## Given data
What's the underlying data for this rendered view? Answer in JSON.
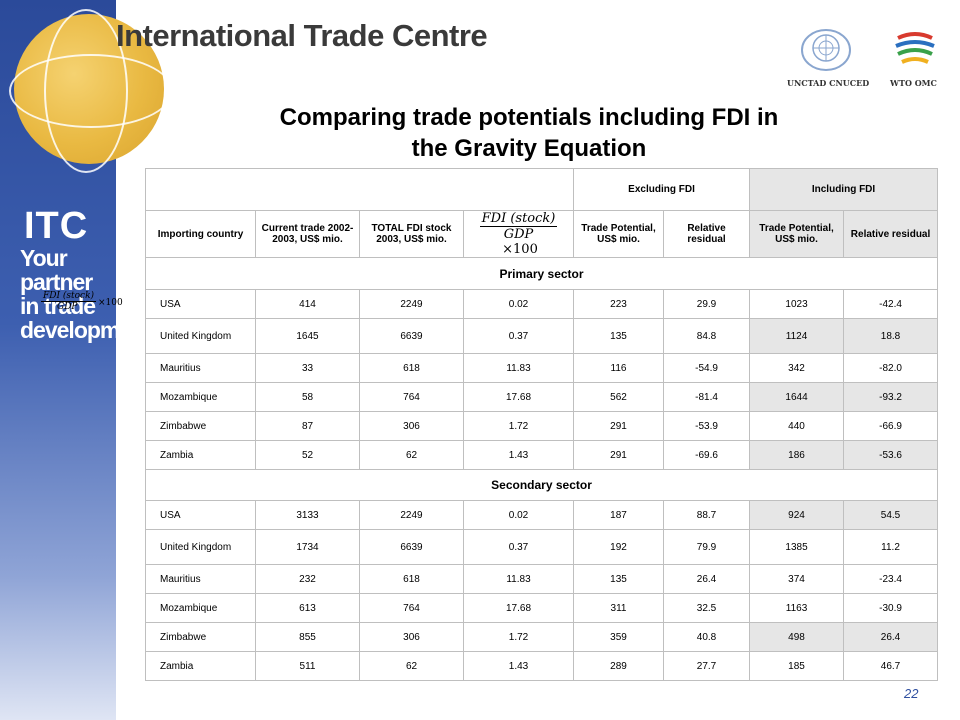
{
  "header": {
    "brand": "International Trade Centre",
    "mark": "ITC",
    "tagline": [
      "Your partner",
      "in trade",
      "development"
    ],
    "logos": {
      "un_label": "UNCTAD CNUCED",
      "wto_label": "WTO OMC"
    }
  },
  "slide": {
    "title_line1": "Comparing trade potentials including FDI in",
    "title_line2": "the Gravity Equation",
    "page_number": "22"
  },
  "formula": {
    "numerator": "FDI (stock)",
    "denominator": "GDP",
    "multiplier": "×100"
  },
  "table": {
    "group_headers": {
      "excluding": "Excluding FDI",
      "including": "Including FDI"
    },
    "columns": {
      "importing_country": "Importing country",
      "current_trade": "Current trade 2002-2003, US$ mio.",
      "total_fdi": "TOTAL FDI stock 2003, US$ mio.",
      "trade_potential_ex": "Trade Potential, US$ mio.",
      "relative_residual_ex": "Relative residual",
      "trade_potential_in": "Trade Potential, US$ mio.",
      "relative_residual_in": "Relative residual"
    },
    "sections": [
      {
        "name": "Primary sector",
        "rows": [
          {
            "country": "USA",
            "trade": "414",
            "fdi": "2249",
            "ratio": "0.02",
            "tp_ex": "223",
            "rr_ex": "29.9",
            "tp_in": "1023",
            "rr_in": "-42.4"
          },
          {
            "country": "United Kingdom",
            "trade": "1645",
            "fdi": "6639",
            "ratio": "0.37",
            "tp_ex": "135",
            "rr_ex": "84.8",
            "tp_in": "1124",
            "rr_in": "18.8"
          },
          {
            "country": "Mauritius",
            "trade": "33",
            "fdi": "618",
            "ratio": "11.83",
            "tp_ex": "116",
            "rr_ex": "-54.9",
            "tp_in": "342",
            "rr_in": "-82.0"
          },
          {
            "country": "Mozambique",
            "trade": "58",
            "fdi": "764",
            "ratio": "17.68",
            "tp_ex": "562",
            "rr_ex": "-81.4",
            "tp_in": "1644",
            "rr_in": "-93.2"
          },
          {
            "country": "Zimbabwe",
            "trade": "87",
            "fdi": "306",
            "ratio": "1.72",
            "tp_ex": "291",
            "rr_ex": "-53.9",
            "tp_in": "440",
            "rr_in": "-66.9"
          },
          {
            "country": "Zambia",
            "trade": "52",
            "fdi": "62",
            "ratio": "1.43",
            "tp_ex": "291",
            "rr_ex": "-69.6",
            "tp_in": "186",
            "rr_in": "-53.6"
          }
        ]
      },
      {
        "name": "Secondary sector",
        "rows": [
          {
            "country": "USA",
            "trade": "3133",
            "fdi": "2249",
            "ratio": "0.02",
            "tp_ex": "187",
            "rr_ex": "88.7",
            "tp_in": "924",
            "rr_in": "54.5"
          },
          {
            "country": "United Kingdom",
            "trade": "1734",
            "fdi": "6639",
            "ratio": "0.37",
            "tp_ex": "192",
            "rr_ex": "79.9",
            "tp_in": "1385",
            "rr_in": "11.2"
          },
          {
            "country": "Mauritius",
            "trade": "232",
            "fdi": "618",
            "ratio": "11.83",
            "tp_ex": "135",
            "rr_ex": "26.4",
            "tp_in": "374",
            "rr_in": "-23.4"
          },
          {
            "country": "Mozambique",
            "trade": "613",
            "fdi": "764",
            "ratio": "17.68",
            "tp_ex": "311",
            "rr_ex": "32.5",
            "tp_in": "1163",
            "rr_in": "-30.9"
          },
          {
            "country": "Zimbabwe",
            "trade": "855",
            "fdi": "306",
            "ratio": "1.72",
            "tp_ex": "359",
            "rr_ex": "40.8",
            "tp_in": "498",
            "rr_in": "26.4"
          },
          {
            "country": "Zambia",
            "trade": "511",
            "fdi": "62",
            "ratio": "1.43",
            "tp_ex": "289",
            "rr_ex": "27.7",
            "tp_in": "185",
            "rr_in": "46.7"
          }
        ]
      }
    ]
  }
}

## Exercise aim
Copy all lines from the data that hold the word "residual".

## Finished task
      "relative_residual_ex": "Relative residual",
      "relative_residual_in": "Relative residual"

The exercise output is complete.